== Material provided

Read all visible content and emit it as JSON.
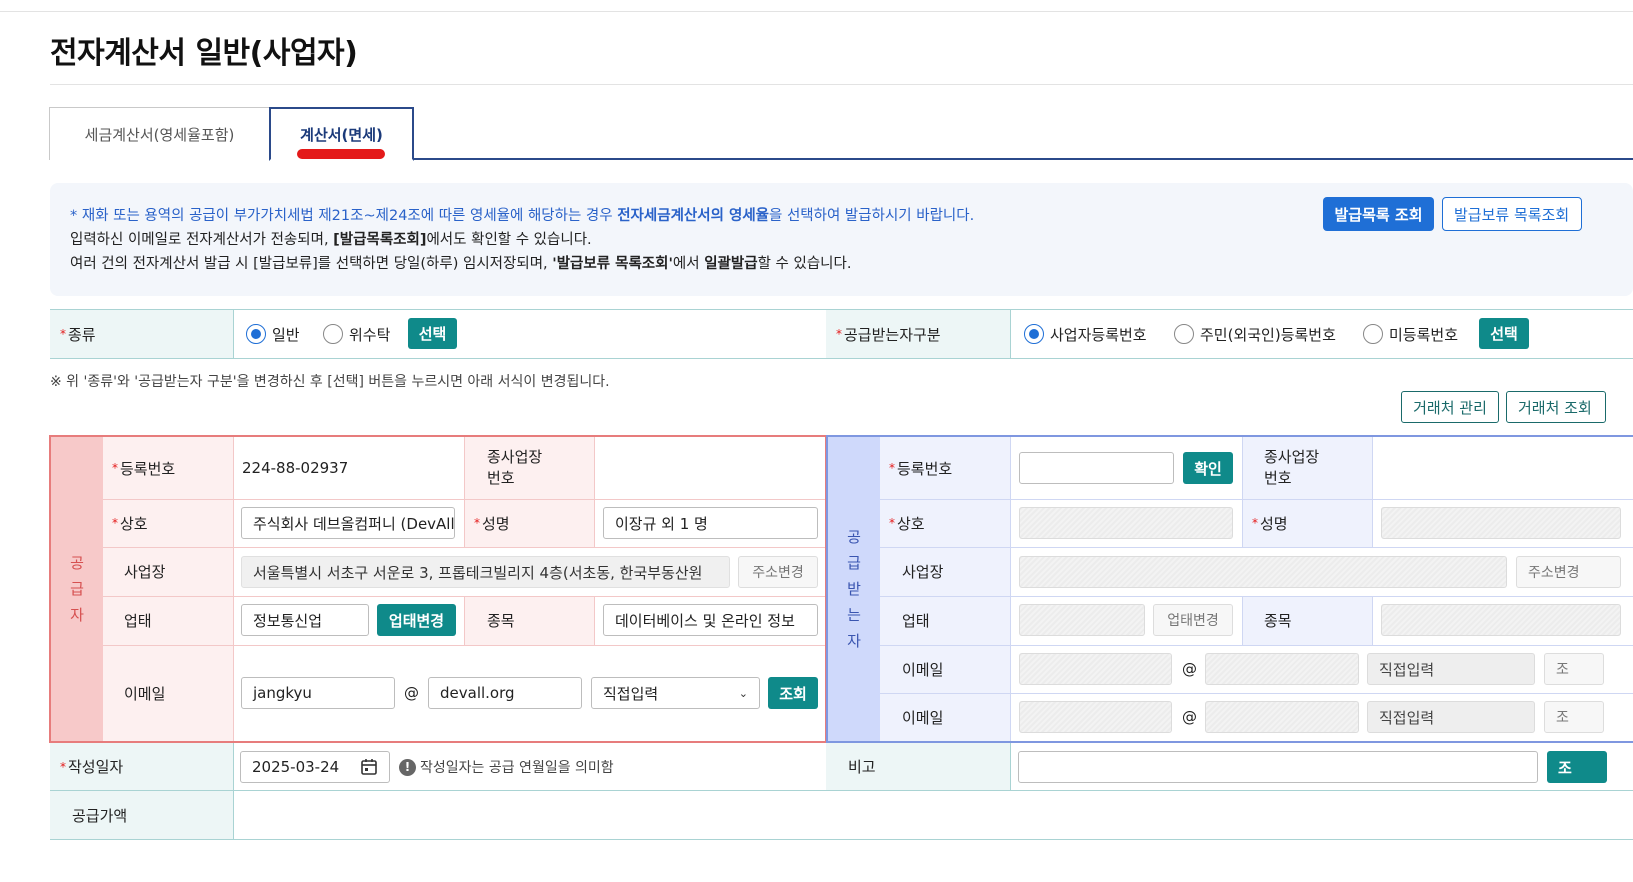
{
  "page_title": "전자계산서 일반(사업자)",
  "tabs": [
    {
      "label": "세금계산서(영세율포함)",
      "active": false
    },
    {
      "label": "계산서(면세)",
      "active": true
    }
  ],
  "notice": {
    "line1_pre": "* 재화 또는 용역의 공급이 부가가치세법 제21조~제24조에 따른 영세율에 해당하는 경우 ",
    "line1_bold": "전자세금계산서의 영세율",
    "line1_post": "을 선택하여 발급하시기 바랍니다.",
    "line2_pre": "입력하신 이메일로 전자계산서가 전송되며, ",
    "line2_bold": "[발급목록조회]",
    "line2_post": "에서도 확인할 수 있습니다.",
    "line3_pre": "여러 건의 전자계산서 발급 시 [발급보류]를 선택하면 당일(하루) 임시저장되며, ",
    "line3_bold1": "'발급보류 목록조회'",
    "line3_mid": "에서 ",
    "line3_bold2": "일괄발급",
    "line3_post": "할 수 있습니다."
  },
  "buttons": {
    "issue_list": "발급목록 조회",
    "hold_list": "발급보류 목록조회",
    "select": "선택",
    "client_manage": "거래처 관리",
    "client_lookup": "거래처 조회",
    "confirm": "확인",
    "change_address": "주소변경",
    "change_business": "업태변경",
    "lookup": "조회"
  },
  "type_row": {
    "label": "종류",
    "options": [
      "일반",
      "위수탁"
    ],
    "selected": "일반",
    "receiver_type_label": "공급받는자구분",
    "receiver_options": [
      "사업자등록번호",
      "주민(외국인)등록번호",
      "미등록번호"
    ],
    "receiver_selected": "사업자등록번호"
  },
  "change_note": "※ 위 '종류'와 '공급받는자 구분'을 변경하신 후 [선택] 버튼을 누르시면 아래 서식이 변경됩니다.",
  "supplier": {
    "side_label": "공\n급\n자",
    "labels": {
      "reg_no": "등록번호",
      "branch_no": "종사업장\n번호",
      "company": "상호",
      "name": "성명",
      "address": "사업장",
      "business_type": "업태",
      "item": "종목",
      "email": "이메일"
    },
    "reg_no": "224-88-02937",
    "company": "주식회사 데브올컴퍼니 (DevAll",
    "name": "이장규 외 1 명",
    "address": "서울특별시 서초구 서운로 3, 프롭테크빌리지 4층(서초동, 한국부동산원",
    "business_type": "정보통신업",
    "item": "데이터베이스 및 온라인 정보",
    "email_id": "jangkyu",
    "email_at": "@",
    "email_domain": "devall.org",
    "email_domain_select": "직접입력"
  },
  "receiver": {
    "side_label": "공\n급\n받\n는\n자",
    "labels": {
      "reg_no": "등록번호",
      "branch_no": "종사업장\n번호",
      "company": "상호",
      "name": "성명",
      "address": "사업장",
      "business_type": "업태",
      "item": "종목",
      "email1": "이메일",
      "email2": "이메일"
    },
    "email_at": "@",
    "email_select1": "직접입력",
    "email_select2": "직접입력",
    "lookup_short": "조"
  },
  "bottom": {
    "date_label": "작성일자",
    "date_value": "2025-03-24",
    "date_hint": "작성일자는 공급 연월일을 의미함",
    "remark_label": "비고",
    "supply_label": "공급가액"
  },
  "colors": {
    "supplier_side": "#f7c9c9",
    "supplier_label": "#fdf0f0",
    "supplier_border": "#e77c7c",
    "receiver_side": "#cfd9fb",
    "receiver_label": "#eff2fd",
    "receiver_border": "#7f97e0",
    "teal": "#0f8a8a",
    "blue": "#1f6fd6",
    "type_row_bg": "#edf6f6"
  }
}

====
== Material provided

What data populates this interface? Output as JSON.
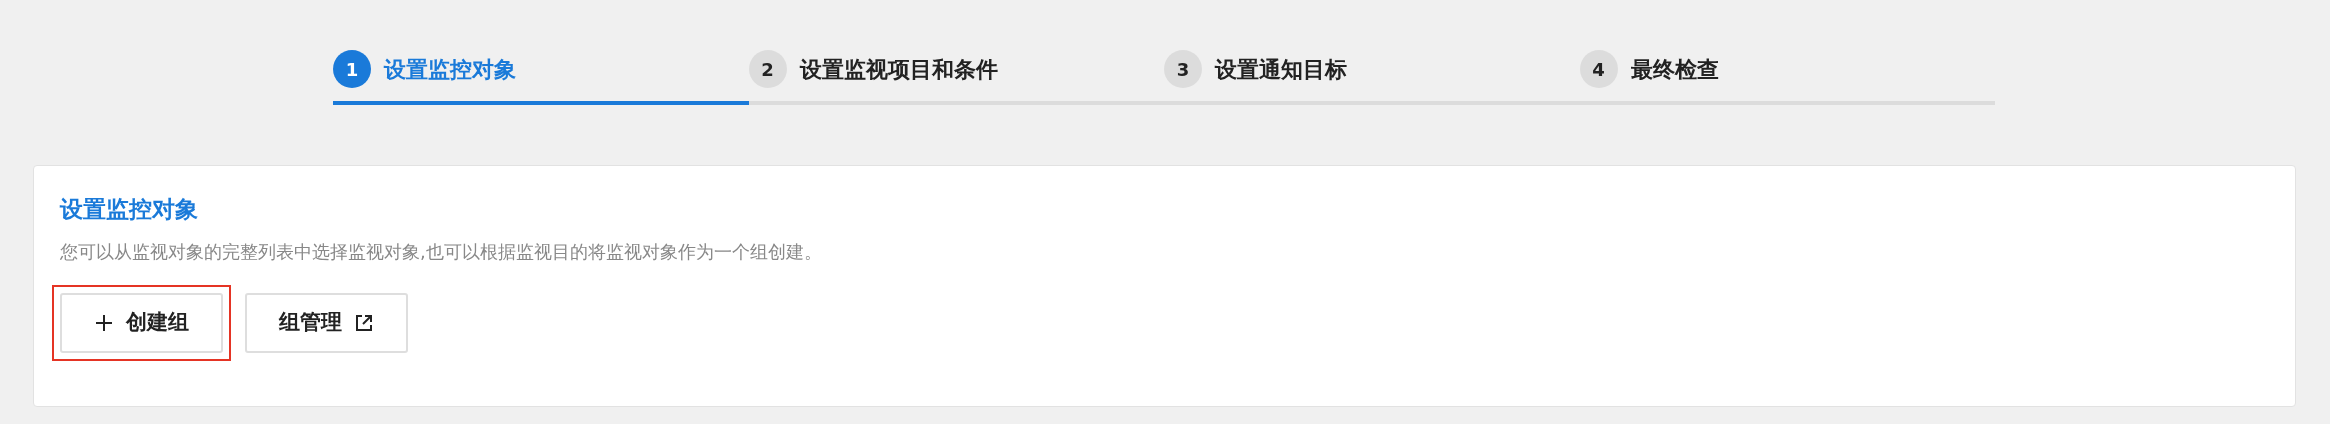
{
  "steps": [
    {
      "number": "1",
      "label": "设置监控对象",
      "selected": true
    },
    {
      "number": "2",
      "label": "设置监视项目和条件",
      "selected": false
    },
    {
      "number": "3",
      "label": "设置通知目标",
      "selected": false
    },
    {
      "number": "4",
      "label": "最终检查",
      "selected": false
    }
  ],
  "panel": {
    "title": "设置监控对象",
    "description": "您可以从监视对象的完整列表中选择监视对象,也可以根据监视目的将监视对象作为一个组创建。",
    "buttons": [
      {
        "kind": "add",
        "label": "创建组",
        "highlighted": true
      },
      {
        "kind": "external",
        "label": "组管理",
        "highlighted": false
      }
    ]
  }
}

====

* _Direction_
Collect every line with the string "사업자등록번호" from the records, and copy each.

* _Finished task_
      "사업자등록번호",
    "receiver_selected": "사업자등록번호"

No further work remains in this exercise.